● **Task requirements**:
Retype all the entries word for word, but omit the pictures.
= = =
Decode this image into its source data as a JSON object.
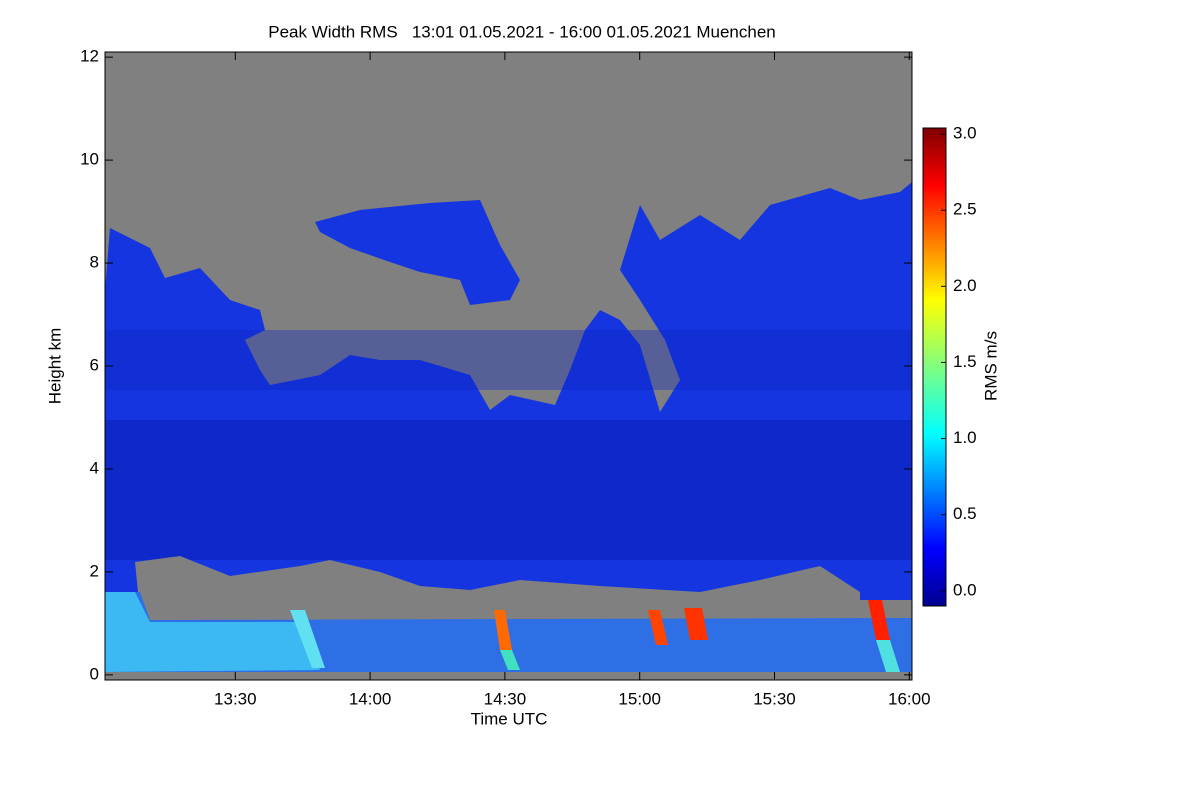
{
  "chart_data": {
    "type": "heatmap",
    "title": "Peak Width RMS   13:01 01.05.2021 - 16:00 01.05.2021 Muenchen",
    "xlabel": "Time UTC",
    "ylabel": "Height km",
    "xlim": [
      781,
      960.6
    ],
    "xticks": [
      {
        "value": 810,
        "label": "13:30"
      },
      {
        "value": 840,
        "label": "14:00"
      },
      {
        "value": 870,
        "label": "14:30"
      },
      {
        "value": 900,
        "label": "15:00"
      },
      {
        "value": 930,
        "label": "15:30"
      },
      {
        "value": 960,
        "label": "16:00"
      }
    ],
    "ylim": [
      -0.1,
      12.1
    ],
    "yticks": [
      0,
      2,
      4,
      6,
      8,
      10,
      12
    ],
    "colorbar": {
      "label": "RMS m/s",
      "lim": [
        -0.1,
        3.04
      ],
      "ticks": [
        {
          "value": 0,
          "label": "0.0"
        },
        {
          "value": 0.5,
          "label": "0.5"
        },
        {
          "value": 1,
          "label": "1.0"
        },
        {
          "value": 1.5,
          "label": "1.5"
        },
        {
          "value": 2,
          "label": "2.0"
        },
        {
          "value": 2.5,
          "label": "2.5"
        },
        {
          "value": 3,
          "label": "3.0"
        }
      ]
    }
  }
}
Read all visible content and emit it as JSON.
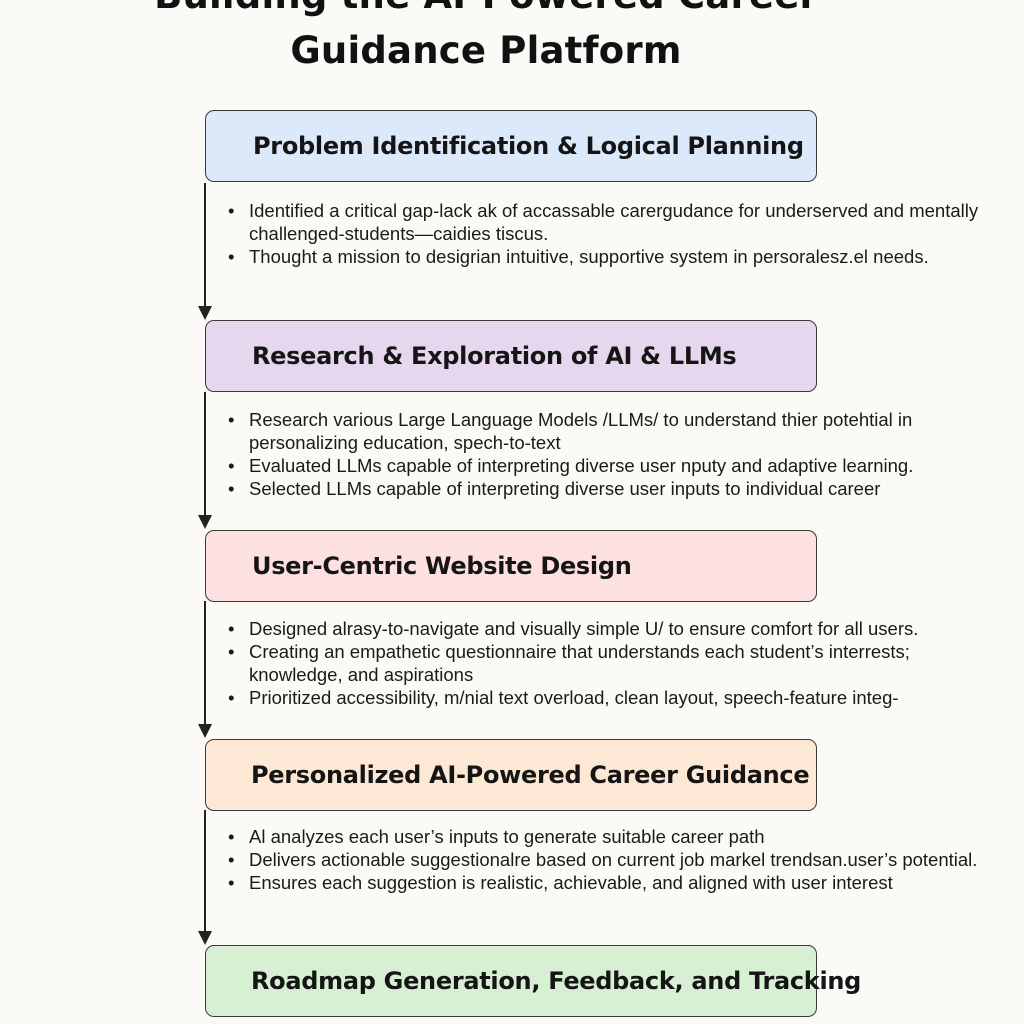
= = =
● **Written response**:
Decode this image into its source data as a JSON object.
{
  "chart_data": {
    "type": "heatmap",
    "title": "Peak Width RMS   13:01 01.05.2021 - 16:00 01.05.2021 Muenchen",
    "xlabel": "Time UTC",
    "ylabel": "Height km",
    "xlim": [
      781,
      960.6
    ],
    "xticks": [
      {
        "value": 810,
        "label": "13:30"
      },
      {
        "value": 840,
        "label": "14:00"
      },
      {
        "value": 870,
        "label": "14:30"
      },
      {
        "value": 900,
        "label": "15:00"
      },
      {
        "value": 930,
        "label": "15:30"
      },
      {
        "value": 960,
        "label": "16:00"
      }
    ],
    "ylim": [
      -0.1,
      12.1
    ],
    "yticks": [
      0,
      2,
      4,
      6,
      8,
      10,
      12
    ],
    "colorbar": {
      "label": "RMS m/s",
      "lim": [
        -0.1,
        3.04
      ],
      "ticks": [
        {
          "value": 0,
          "label": "0.0"
        },
        {
          "value": 0.5,
          "label": "0.5"
        },
        {
          "value": 1,
          "label": "1.0"
        },
        {
          "value": 1.5,
          "label": "1.5"
        },
        {
          "value": 2,
          "label": "2.0"
        },
        {
          "value": 2.5,
          "label": "2.5"
        },
        {
          "value": 3,
          "label": "3.0"
        }
      ]
    }
  }
}
Read all visible content and emit it as JSON.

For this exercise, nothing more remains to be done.